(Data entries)

^^^^^^^^

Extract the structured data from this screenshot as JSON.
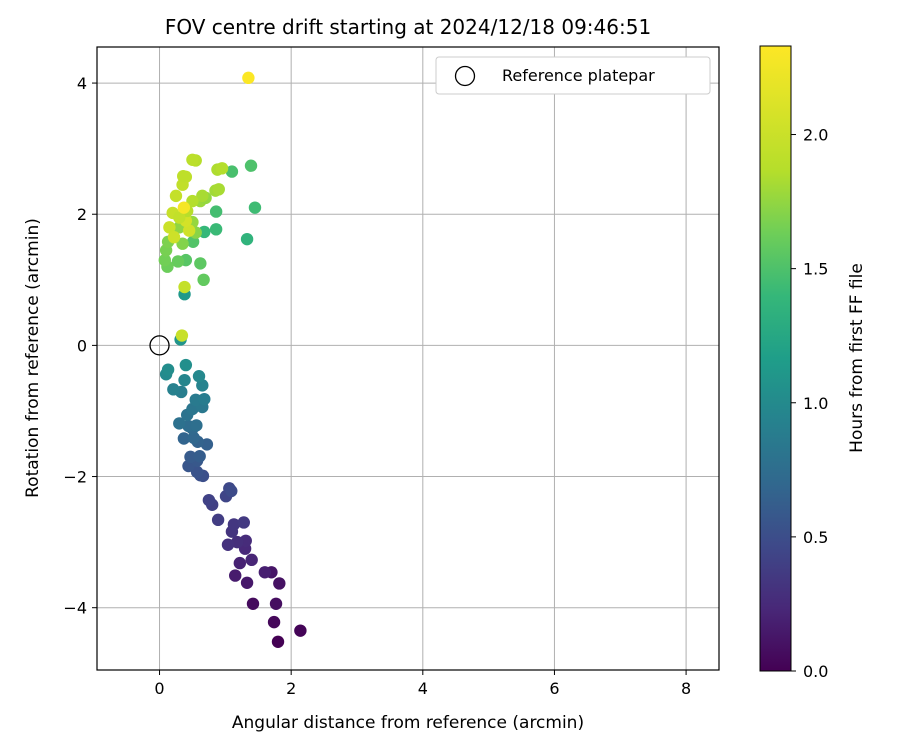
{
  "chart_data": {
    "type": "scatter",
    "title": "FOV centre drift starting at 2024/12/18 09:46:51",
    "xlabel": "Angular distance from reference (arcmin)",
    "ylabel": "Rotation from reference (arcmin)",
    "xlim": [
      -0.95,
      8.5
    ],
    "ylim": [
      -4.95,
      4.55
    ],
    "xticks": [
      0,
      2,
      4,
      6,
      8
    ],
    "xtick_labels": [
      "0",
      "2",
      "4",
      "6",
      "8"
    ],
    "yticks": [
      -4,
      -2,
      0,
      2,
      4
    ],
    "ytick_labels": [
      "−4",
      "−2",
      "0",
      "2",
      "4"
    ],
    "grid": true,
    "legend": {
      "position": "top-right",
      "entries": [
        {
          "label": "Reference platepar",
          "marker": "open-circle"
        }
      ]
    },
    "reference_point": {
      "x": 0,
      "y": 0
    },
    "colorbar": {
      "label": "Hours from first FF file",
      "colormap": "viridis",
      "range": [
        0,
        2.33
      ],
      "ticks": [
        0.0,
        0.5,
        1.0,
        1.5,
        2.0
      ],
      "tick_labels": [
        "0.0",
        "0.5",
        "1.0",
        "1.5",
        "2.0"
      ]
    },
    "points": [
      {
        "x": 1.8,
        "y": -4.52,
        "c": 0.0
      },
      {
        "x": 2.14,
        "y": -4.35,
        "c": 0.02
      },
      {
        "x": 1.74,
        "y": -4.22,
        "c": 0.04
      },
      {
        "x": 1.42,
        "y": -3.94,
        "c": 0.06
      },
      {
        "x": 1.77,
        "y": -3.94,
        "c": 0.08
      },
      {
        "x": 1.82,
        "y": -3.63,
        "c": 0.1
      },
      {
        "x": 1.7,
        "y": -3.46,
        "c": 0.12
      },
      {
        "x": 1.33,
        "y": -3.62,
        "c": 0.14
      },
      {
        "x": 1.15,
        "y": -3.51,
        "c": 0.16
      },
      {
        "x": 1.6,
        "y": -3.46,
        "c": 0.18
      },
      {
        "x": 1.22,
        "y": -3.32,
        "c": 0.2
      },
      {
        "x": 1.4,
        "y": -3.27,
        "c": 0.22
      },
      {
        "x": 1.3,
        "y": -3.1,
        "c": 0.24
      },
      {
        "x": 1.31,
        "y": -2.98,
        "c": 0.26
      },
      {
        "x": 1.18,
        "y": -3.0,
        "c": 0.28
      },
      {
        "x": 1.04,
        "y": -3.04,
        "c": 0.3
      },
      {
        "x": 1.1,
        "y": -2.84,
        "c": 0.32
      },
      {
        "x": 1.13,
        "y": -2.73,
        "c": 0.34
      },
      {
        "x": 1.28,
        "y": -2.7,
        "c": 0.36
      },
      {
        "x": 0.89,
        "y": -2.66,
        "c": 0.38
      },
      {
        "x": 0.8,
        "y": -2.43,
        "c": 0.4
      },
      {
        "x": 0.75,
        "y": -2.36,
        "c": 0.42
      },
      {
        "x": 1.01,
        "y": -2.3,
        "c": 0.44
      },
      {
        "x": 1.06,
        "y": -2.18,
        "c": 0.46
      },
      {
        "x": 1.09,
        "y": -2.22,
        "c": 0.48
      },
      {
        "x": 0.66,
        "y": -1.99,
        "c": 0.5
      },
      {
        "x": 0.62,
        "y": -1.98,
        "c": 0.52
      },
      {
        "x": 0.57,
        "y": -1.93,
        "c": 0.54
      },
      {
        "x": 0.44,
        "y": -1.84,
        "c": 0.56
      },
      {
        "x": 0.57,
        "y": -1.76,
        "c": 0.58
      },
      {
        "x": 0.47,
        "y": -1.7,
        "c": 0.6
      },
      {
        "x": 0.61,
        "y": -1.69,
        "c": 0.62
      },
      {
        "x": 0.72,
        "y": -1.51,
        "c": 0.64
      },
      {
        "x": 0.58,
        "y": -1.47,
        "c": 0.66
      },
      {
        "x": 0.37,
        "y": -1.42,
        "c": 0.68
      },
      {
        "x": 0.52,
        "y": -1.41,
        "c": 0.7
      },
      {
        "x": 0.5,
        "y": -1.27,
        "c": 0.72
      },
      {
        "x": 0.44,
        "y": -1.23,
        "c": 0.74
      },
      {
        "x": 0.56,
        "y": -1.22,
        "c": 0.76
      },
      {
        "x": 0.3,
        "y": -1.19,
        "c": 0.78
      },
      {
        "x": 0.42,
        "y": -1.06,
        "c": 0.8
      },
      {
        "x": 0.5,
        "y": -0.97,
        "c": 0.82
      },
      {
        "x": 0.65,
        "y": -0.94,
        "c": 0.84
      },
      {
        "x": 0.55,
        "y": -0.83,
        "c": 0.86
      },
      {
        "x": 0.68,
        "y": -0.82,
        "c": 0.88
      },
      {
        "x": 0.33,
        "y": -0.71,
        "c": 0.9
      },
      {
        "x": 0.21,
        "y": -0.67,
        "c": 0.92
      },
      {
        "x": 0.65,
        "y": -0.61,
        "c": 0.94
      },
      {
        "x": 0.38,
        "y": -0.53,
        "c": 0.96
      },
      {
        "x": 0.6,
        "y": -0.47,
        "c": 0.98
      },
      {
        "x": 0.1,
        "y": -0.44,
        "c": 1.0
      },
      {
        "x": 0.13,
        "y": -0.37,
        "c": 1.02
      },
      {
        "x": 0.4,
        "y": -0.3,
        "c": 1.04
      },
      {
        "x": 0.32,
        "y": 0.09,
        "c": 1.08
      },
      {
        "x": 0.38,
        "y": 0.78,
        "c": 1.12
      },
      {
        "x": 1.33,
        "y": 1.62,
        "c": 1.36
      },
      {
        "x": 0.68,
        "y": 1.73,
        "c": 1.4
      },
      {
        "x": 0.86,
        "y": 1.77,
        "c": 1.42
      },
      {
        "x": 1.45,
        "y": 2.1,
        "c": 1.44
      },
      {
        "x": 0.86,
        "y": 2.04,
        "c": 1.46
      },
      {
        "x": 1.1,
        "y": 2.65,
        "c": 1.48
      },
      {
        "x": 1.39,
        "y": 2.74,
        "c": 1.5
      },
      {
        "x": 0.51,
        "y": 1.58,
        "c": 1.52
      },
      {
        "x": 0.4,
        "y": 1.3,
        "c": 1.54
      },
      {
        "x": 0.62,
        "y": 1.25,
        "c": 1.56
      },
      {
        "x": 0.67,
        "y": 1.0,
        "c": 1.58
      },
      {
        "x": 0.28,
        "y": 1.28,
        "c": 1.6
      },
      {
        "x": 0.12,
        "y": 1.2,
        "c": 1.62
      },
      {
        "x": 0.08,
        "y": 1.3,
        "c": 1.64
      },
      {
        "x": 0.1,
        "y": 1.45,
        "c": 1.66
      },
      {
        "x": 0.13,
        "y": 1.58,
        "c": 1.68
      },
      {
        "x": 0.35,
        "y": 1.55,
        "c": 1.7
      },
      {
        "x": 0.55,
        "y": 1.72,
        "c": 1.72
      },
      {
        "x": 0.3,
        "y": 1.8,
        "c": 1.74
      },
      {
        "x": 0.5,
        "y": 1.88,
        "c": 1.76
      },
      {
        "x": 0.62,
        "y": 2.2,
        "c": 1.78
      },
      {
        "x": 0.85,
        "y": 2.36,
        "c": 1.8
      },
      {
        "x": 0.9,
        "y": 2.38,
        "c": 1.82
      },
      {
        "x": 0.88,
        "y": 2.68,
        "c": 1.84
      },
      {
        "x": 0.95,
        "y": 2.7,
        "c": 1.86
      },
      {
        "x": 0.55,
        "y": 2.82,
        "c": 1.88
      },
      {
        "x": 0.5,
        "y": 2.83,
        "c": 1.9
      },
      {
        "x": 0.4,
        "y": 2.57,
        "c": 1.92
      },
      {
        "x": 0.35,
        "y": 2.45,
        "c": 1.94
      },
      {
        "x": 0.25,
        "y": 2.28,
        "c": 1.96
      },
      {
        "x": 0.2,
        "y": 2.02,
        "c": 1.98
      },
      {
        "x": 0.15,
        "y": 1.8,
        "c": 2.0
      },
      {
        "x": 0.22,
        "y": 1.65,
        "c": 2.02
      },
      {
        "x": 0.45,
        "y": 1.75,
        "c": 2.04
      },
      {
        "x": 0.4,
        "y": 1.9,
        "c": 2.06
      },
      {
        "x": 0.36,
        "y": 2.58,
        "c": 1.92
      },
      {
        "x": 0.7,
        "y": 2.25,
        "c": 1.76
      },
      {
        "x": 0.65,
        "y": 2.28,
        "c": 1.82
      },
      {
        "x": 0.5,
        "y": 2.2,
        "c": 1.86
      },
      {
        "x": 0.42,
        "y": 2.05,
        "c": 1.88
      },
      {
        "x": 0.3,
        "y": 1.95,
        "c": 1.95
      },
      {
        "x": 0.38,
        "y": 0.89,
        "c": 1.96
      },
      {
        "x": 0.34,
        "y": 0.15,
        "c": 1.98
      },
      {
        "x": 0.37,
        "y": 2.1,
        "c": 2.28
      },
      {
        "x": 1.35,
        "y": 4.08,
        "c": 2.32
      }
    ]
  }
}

^^^^^^^^

## Objective
Each line in the listing above that contains "arcmin" should be copied.

## Solution for this exercise
    "xlabel": "Angular distance from reference (arcmin)",
    "ylabel": "Rotation from reference (arcmin)",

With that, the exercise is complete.